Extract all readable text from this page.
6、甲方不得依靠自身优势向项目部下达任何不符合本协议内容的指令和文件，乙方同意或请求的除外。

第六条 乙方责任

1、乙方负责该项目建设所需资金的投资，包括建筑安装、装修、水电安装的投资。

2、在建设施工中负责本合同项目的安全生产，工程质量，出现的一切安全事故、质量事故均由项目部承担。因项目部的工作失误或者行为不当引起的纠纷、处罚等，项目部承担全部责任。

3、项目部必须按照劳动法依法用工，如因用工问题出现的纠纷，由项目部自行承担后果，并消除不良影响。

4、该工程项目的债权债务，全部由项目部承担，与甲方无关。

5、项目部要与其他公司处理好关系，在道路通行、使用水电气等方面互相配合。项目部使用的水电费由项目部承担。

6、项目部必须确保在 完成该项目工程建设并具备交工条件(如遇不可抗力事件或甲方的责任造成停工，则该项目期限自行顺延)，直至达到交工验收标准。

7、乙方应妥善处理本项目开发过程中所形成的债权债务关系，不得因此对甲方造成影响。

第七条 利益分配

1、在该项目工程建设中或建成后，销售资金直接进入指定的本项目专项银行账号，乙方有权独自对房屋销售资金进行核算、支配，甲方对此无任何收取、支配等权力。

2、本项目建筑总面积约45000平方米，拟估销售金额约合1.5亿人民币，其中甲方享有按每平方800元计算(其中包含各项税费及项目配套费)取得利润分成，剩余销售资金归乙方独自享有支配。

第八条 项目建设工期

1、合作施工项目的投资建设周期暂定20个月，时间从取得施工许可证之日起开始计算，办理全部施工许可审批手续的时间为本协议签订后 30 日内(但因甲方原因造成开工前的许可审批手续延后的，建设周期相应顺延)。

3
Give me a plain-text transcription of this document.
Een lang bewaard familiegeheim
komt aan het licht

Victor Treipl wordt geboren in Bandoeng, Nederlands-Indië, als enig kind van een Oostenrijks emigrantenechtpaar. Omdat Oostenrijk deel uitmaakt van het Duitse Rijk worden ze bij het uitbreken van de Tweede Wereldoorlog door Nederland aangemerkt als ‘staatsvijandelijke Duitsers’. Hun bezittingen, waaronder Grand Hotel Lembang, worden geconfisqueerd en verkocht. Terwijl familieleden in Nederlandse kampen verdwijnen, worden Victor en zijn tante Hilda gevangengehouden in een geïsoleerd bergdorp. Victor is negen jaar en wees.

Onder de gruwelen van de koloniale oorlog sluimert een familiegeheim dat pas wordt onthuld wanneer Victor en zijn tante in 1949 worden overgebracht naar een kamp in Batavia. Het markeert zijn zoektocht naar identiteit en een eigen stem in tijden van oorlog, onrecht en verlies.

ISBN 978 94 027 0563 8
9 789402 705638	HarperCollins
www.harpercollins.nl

▶ Required work:
Write out all of the records above exactly as they appear.

▶ Task output:
Extract all readable text from this page.
6、甲方不得依靠自身优势向项目部下达任何不符合本协议内容的指令和文件，乙方同意或请求的除外。

第六条 乙方责任

1、乙方负责该项目建设所需资金的投资，包括建筑安装、装修、水电安装的投资。

2、在建设施工中负责本合同项目的安全生产，工程质量，出现的一切安全事故、质量事故均由项目部承担。因项目部的工作失误或者行为不当引起的纠纷、处罚等，项目部承担全部责任。

3、项目部必须按照劳动法依法用工，如因用工问题出现的纠纷，由项目部自行承担后果，并消除不良影响。

4、该工程项目的债权债务，全部由项目部承担，与甲方无关。

5、项目部要与其他公司处理好关系，在道路通行、使用水电气等方面互相配合。项目部使用的水电费由项目部承担。

6、项目部必须确保在 完成该项目工程建设并具备交工条件(如遇不可抗力事件或甲方的责任造成停工，则该项目期限自行顺延)，直至达到交工验收标准。

7、乙方应妥善处理本项目开发过程中所形成的债权债务关系，不得因此对甲方造成影响。

第七条 利益分配

1、在该项目工程建设中或建成后，销售资金直接进入指定的本项目专项银行账号，乙方有权独自对房屋销售资金进行核算、支配，甲方对此无任何收取、支配等权力。

2、本项目建筑总面积约45000平方米，拟估销售金额约合1.5亿人民币，其中甲方享有按每平方800元计算(其中包含各项税费及项目配套费)取得利润分成，剩余销售资金归乙方独自享有支配。

第八条 项目建设工期

1、合作施工项目的投资建设周期暂定20个月，时间从取得施工许可证之日起开始计算，办理全部施工许可审批手续的时间为本协议签订后 30 日内(但因甲方原因造成开工前的许可审批手续延后的，建设周期相应顺延)。

3
Give me a plain-text transcription of this document.
Een lang bewaard familiegeheim
komt aan het licht

Victor Treipl wordt geboren in Bandoeng, Nederlands-Indië, als enig kind van een Oostenrijks emigrantenechtpaar. Omdat Oostenrijk deel uitmaakt van het Duitse Rijk worden ze bij het uitbreken van de Tweede Wereldoorlog door Nederland aangemerkt als ‘staatsvijandelijke Duitsers’. Hun bezittingen, waaronder Grand Hotel Lembang, worden geconfisqueerd en verkocht. Terwijl familieleden in Nederlandse kampen verdwijnen, worden Victor en zijn tante Hilda gevangengehouden in een geïsoleerd bergdorp. Victor is negen jaar en wees.

Onder de gruwelen van de koloniale oorlog sluimert een familiegeheim dat pas wordt onthuld wanneer Victor en zijn tante in 1949 worden overgebracht naar een kamp in Batavia. Het markeert zijn zoektocht naar identiteit en een eigen stem in tijden van oorlog, onrecht en verlies.

ISBN 978 94 027 0563 8
9 789402 705638	HarperCollins
www.harpercollins.nl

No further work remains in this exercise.